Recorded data
★ ★ ★
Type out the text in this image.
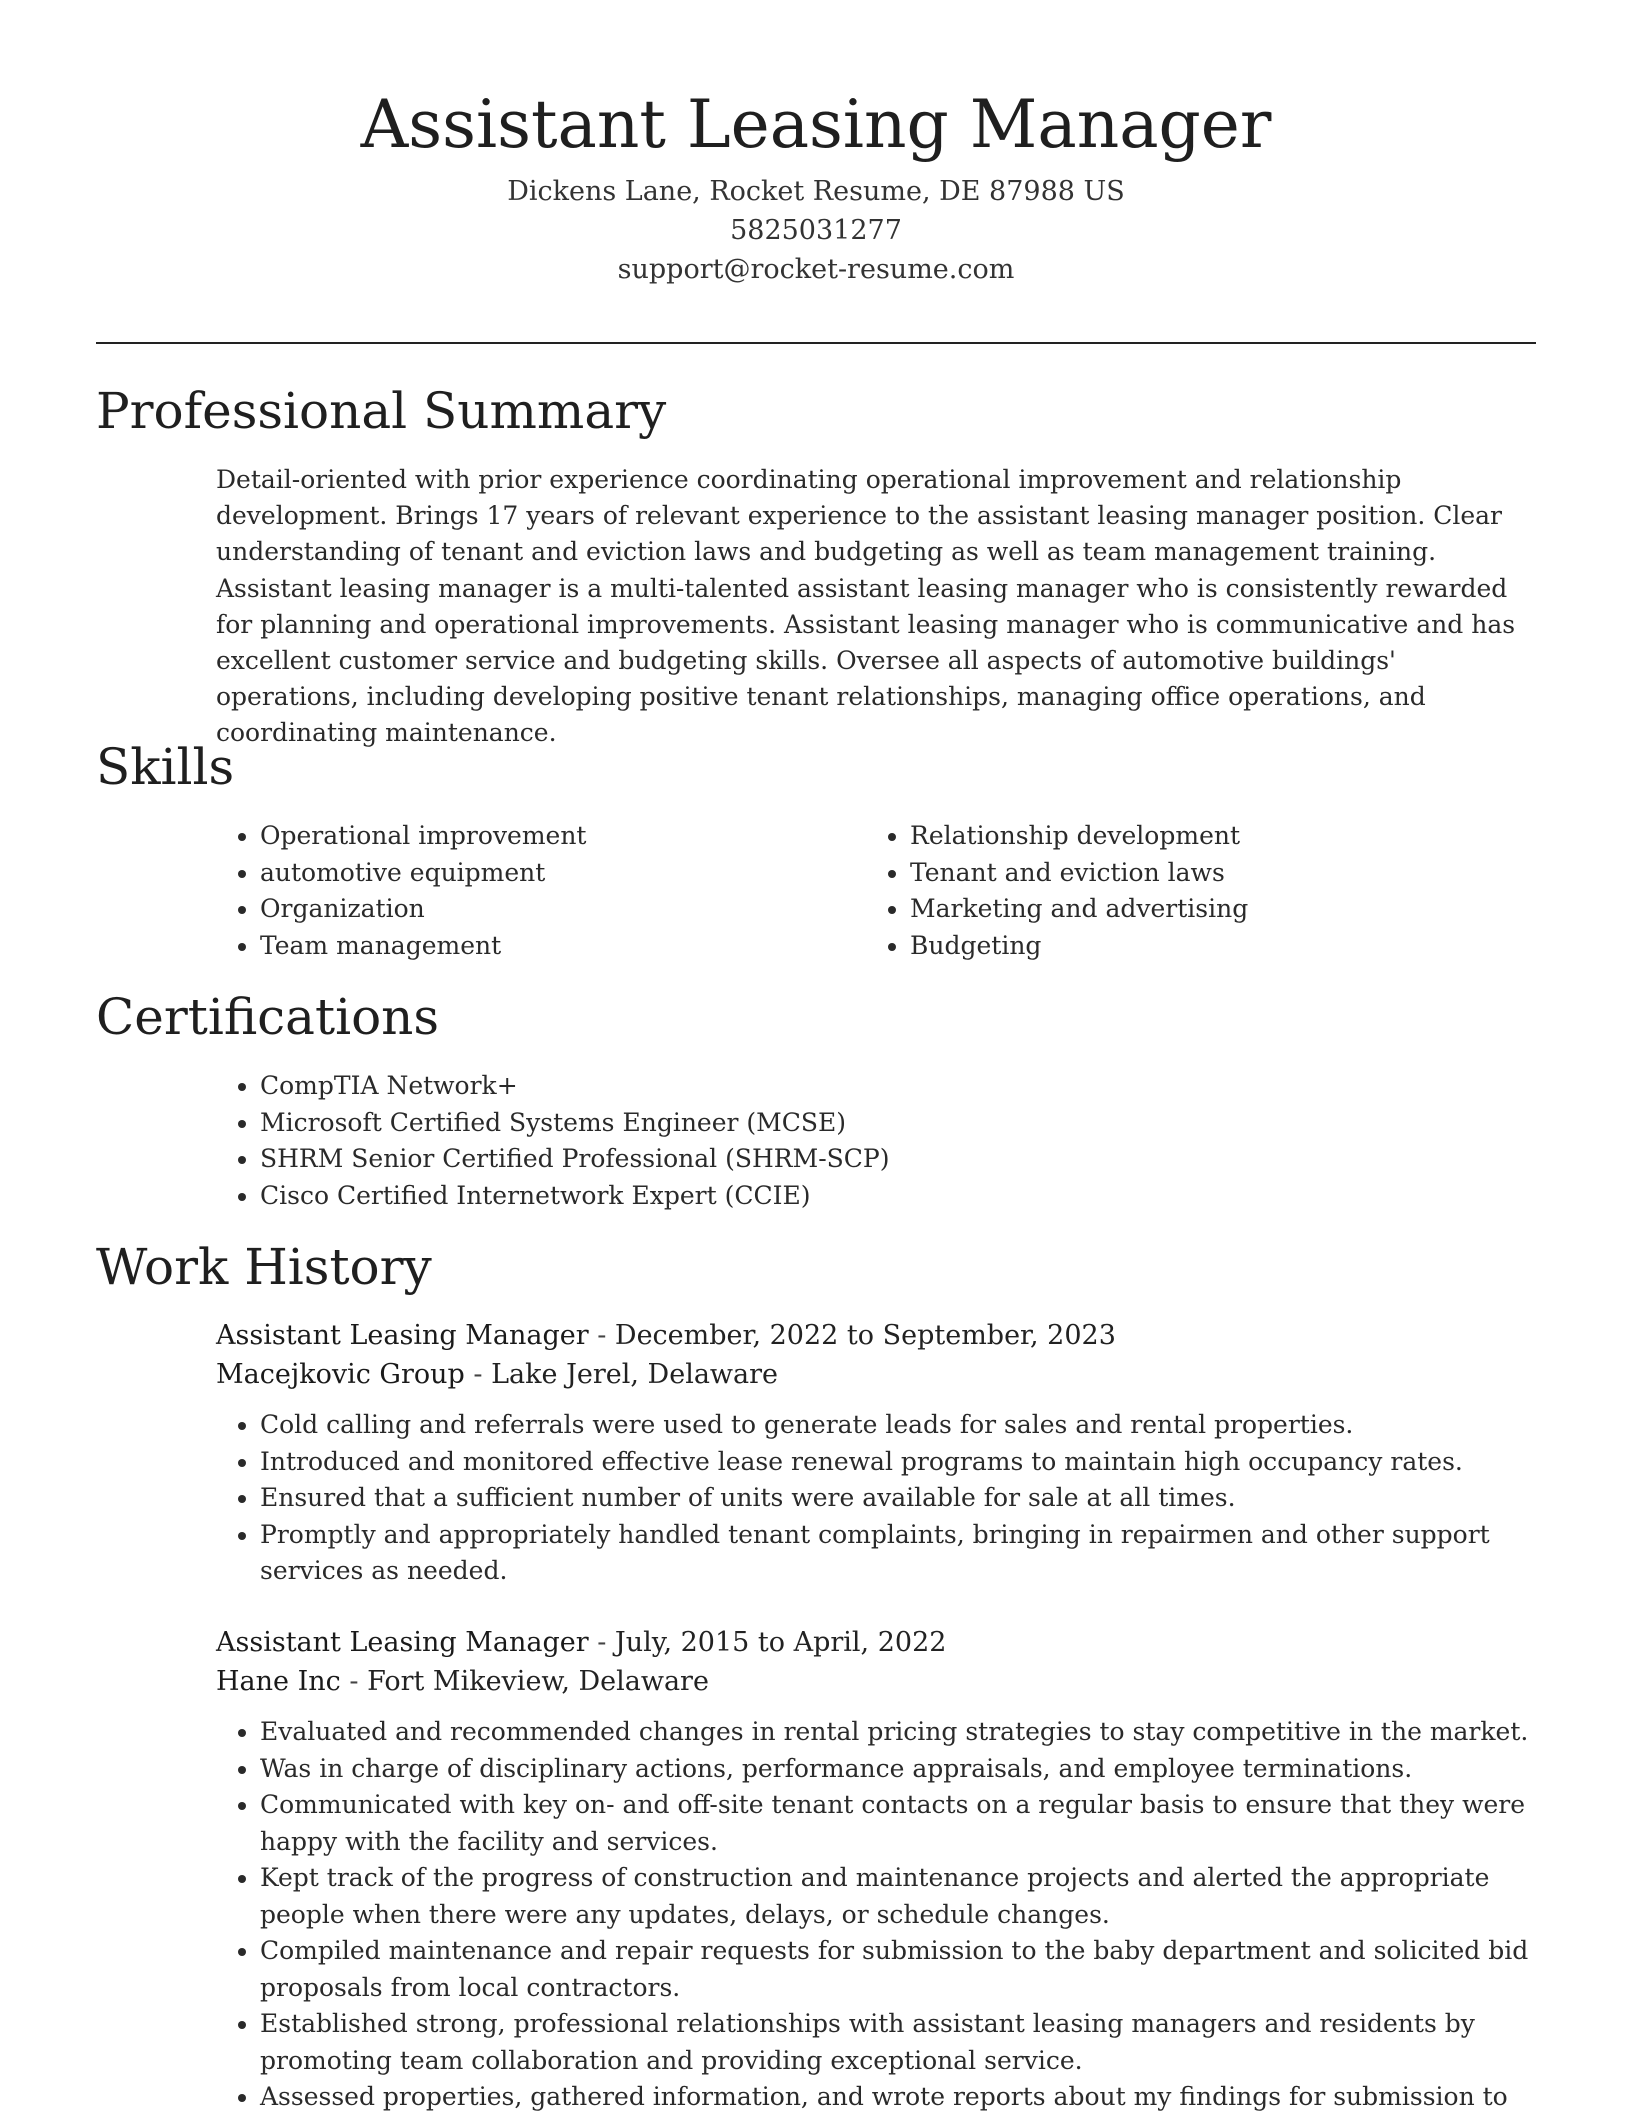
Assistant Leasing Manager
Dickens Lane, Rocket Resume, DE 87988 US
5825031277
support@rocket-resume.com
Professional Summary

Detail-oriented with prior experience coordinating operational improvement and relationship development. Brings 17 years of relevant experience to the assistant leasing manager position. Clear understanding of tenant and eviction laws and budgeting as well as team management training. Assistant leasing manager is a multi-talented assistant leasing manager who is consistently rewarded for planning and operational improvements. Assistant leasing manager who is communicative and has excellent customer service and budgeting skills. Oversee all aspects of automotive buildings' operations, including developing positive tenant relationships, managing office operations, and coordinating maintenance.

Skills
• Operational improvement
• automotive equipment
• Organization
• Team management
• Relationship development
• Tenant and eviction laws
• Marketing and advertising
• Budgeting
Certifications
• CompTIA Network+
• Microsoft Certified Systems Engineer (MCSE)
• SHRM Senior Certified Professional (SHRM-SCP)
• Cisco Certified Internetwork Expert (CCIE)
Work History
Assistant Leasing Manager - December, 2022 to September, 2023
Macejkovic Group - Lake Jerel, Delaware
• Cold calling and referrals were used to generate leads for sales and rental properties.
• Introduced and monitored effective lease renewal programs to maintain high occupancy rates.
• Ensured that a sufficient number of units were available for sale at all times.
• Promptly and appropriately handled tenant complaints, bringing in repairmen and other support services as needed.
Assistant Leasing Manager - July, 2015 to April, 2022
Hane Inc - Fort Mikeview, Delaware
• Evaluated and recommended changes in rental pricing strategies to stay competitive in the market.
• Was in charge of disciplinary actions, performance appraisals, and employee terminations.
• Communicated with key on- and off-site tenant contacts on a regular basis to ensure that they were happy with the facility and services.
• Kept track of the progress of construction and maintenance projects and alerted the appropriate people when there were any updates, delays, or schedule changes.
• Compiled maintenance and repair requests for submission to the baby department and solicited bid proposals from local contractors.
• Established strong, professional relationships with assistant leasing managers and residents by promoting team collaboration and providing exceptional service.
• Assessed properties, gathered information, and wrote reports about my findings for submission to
★ ★ ★
*What to do*: Which lines hold the word "development"? Copy every one of them.

*Answer for this exercise*:
Detail-oriented with prior experience coordinating operational improvement and relationship development. Brings 17 years of relevant experience to the assistant leasing manager position. Clear understanding of tenant and eviction laws and budgeting as well as team management training. Assistant leasing manager is a multi-talented assistant leasing manager who is consistently rewarded for planning and operational improvements. Assistant leasing manager who is communicative and has excellent customer service and budgeting skills. Oversee all aspects of automotive buildings' operations, including developing positive tenant relationships, managing office operations, and coordinating maintenance.
• Relationship development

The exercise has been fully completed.